Task statement:
Copy out each line that has "kandydatów" in it.

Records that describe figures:
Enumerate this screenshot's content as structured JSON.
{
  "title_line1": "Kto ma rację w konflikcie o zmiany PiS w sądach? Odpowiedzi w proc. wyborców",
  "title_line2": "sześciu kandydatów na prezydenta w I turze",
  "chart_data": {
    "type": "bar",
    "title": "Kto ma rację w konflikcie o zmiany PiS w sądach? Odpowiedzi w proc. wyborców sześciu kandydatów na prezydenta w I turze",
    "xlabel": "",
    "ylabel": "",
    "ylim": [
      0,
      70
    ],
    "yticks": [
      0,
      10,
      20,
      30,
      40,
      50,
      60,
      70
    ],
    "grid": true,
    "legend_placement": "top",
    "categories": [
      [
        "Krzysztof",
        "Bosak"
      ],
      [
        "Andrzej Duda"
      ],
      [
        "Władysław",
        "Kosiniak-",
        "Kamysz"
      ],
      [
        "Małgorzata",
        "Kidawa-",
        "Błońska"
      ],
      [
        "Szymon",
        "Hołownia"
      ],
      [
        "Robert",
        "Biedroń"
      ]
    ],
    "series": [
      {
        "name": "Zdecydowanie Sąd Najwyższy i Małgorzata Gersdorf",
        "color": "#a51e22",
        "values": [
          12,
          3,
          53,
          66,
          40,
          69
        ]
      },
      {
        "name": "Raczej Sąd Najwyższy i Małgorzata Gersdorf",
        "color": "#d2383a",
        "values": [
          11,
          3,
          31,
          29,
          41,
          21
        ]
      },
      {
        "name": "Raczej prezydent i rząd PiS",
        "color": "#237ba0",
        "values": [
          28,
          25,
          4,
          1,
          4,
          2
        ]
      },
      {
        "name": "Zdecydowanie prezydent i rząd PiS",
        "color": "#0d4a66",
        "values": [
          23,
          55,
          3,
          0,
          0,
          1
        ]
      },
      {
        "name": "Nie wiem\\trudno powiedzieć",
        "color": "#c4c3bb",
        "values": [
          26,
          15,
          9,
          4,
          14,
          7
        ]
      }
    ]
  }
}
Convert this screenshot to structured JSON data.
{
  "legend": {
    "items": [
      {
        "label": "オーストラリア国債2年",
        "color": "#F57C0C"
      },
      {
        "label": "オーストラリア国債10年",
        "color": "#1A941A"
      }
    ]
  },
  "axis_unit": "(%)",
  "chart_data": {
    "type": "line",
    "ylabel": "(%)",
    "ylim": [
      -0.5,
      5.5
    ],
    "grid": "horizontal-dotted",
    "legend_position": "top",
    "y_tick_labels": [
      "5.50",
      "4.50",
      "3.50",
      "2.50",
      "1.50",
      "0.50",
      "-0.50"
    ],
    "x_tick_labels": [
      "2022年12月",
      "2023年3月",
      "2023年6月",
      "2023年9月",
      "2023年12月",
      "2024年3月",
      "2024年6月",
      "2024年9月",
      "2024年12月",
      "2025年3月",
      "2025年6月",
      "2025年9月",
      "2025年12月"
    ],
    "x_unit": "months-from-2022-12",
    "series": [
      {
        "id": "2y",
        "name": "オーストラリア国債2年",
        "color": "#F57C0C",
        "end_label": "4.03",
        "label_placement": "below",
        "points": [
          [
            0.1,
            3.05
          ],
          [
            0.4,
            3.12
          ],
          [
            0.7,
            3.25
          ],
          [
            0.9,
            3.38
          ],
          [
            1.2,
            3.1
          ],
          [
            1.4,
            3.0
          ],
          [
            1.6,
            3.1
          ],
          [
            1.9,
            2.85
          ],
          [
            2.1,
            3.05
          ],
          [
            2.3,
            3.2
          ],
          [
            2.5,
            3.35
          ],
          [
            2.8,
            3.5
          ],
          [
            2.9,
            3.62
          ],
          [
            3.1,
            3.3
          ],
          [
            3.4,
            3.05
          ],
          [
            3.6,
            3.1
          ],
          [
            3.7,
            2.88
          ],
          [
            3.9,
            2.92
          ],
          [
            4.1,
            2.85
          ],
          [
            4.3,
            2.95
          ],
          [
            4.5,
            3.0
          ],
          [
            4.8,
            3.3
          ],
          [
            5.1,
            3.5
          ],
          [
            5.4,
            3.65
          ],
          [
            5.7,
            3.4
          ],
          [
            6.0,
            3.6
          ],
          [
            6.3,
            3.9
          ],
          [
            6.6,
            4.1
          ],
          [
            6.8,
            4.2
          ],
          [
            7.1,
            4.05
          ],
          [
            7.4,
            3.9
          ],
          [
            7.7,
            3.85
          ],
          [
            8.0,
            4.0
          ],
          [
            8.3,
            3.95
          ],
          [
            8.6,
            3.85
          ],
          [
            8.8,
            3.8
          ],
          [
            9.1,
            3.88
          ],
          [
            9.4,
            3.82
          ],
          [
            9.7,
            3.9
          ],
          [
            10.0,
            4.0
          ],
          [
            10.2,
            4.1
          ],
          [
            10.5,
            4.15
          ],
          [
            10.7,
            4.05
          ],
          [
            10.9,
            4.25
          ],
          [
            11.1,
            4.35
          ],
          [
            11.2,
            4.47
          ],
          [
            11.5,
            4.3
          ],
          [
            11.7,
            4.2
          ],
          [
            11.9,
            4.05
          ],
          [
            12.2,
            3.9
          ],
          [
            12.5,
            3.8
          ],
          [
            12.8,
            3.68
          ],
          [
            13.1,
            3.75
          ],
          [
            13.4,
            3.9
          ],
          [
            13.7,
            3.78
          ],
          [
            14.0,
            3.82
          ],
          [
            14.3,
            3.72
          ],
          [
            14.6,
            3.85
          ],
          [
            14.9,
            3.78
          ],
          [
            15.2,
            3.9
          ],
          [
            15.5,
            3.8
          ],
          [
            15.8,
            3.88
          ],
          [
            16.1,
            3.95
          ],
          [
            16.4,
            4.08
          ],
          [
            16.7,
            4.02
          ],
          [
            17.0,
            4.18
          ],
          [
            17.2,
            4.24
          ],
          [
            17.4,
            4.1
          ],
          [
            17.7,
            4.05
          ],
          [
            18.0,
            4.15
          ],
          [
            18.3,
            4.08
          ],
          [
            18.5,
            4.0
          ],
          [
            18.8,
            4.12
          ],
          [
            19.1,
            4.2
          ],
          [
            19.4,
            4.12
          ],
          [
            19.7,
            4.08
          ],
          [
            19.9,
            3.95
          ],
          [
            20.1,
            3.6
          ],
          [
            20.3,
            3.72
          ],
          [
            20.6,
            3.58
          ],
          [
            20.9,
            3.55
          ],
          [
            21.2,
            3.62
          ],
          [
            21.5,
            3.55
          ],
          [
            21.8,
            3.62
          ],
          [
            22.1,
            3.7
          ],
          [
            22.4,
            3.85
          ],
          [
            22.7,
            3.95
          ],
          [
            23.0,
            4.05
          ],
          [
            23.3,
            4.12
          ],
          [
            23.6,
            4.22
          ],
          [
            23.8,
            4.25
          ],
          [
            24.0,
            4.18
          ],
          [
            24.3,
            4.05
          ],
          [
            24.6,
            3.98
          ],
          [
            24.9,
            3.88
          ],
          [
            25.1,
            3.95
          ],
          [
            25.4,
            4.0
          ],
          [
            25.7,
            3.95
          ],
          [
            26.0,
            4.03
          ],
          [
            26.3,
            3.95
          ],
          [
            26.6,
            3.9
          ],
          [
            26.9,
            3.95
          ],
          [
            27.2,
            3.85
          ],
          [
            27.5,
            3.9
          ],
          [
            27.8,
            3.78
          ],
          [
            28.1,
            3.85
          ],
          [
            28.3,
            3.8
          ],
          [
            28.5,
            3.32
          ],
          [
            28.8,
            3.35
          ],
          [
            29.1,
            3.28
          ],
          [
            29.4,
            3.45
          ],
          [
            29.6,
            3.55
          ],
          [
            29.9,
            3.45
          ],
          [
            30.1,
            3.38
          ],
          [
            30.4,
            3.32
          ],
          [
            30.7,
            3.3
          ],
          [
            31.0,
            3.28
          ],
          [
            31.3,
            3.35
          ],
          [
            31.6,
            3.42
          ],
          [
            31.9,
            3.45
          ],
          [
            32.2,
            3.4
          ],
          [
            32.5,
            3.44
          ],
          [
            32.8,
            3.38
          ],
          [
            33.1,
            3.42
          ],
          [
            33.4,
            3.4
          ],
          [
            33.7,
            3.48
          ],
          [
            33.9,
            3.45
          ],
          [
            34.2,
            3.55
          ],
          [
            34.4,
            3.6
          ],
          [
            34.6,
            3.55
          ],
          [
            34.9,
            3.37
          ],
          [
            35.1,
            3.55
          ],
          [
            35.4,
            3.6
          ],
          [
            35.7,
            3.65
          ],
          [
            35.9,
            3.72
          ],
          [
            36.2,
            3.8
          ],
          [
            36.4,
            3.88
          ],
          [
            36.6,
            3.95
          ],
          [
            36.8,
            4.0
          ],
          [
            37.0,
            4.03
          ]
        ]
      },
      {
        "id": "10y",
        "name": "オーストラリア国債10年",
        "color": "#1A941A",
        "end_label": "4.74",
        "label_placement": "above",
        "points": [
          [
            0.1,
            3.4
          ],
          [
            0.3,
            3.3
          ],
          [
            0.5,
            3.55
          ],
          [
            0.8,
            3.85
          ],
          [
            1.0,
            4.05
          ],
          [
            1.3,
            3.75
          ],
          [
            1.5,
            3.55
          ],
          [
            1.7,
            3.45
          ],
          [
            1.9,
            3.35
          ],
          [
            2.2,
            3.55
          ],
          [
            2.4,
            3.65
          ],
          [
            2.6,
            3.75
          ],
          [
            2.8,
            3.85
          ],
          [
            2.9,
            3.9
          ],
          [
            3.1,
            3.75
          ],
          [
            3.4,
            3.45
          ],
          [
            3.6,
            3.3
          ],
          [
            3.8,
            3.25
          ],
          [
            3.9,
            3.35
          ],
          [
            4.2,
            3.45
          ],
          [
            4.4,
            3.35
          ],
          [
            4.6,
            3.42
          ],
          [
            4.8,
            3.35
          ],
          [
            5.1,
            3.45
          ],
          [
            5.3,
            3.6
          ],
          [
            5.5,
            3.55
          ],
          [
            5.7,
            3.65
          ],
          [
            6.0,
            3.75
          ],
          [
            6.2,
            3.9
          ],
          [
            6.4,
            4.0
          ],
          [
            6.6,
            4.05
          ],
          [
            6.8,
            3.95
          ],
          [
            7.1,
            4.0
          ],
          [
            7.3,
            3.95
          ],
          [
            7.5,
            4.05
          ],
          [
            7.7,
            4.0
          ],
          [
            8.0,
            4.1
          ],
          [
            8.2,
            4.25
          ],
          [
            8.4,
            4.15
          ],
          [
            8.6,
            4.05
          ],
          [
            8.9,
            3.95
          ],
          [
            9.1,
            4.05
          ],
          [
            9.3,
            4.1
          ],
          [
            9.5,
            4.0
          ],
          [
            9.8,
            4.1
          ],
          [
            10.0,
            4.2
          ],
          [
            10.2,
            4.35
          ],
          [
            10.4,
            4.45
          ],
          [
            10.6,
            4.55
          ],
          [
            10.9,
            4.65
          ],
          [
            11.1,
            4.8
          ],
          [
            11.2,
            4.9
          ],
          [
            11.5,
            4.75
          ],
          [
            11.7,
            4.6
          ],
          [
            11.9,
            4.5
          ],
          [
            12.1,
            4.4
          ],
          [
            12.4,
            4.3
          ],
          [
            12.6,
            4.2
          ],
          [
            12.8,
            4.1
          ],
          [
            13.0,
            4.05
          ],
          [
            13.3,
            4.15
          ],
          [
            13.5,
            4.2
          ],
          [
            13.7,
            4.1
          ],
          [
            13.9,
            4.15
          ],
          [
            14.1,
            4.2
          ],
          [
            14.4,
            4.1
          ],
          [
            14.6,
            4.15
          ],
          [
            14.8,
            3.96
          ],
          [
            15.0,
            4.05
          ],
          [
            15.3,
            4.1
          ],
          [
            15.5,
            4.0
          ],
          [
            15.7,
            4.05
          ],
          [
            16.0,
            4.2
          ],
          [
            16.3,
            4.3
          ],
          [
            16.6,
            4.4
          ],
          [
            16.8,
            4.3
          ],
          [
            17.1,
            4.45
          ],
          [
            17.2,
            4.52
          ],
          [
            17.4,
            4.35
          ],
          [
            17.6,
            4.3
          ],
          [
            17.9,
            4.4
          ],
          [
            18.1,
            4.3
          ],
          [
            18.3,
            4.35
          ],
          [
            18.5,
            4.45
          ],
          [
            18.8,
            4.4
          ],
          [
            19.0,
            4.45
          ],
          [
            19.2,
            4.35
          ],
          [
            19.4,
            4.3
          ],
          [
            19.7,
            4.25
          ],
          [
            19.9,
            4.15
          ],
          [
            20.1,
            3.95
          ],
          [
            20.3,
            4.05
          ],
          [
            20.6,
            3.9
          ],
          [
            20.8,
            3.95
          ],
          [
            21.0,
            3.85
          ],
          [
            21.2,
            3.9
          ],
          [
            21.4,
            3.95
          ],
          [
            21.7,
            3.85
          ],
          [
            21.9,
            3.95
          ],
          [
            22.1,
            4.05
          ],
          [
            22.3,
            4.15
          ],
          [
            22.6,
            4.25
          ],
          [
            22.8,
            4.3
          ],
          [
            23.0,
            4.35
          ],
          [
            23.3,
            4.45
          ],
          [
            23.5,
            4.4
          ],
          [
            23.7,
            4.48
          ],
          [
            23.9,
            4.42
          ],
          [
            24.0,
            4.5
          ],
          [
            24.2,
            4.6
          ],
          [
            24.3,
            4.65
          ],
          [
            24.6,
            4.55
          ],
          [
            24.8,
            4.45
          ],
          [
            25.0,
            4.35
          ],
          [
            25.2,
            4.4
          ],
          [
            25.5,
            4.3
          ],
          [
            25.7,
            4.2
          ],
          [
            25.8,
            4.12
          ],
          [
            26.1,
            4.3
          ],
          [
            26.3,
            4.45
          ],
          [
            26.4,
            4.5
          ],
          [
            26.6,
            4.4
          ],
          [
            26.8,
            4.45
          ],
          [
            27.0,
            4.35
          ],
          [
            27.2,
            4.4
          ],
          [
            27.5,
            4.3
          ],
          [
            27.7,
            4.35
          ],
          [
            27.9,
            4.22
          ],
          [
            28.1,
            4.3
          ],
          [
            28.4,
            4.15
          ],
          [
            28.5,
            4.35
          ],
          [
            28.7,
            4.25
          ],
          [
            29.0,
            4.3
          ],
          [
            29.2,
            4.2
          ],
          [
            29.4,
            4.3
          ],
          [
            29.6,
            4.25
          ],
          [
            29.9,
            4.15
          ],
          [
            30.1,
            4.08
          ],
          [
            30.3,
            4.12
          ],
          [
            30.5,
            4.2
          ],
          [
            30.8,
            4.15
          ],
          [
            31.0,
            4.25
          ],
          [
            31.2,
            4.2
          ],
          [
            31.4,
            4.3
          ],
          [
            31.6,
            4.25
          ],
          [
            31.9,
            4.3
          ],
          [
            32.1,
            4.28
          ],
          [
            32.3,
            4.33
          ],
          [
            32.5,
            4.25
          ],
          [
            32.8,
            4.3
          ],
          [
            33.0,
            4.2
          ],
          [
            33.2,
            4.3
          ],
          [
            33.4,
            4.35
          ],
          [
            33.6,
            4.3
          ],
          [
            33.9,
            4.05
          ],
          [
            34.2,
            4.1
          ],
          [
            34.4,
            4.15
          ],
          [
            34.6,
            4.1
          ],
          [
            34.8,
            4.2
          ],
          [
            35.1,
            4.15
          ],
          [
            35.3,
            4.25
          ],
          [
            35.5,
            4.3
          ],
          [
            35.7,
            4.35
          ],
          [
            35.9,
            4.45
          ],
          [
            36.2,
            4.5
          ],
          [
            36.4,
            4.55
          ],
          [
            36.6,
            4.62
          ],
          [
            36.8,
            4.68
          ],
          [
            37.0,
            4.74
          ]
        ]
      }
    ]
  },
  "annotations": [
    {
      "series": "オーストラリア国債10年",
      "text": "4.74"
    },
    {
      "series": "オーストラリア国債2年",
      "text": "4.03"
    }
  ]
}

Worked solution:
  "title_line2": "sześciu kandydatów na prezydenta w I turze",
    "title": "Kto ma rację w konflikcie o zmiany PiS w sądach? Odpowiedzi w proc. wyborców sześciu kandydatów na prezydenta w I turze",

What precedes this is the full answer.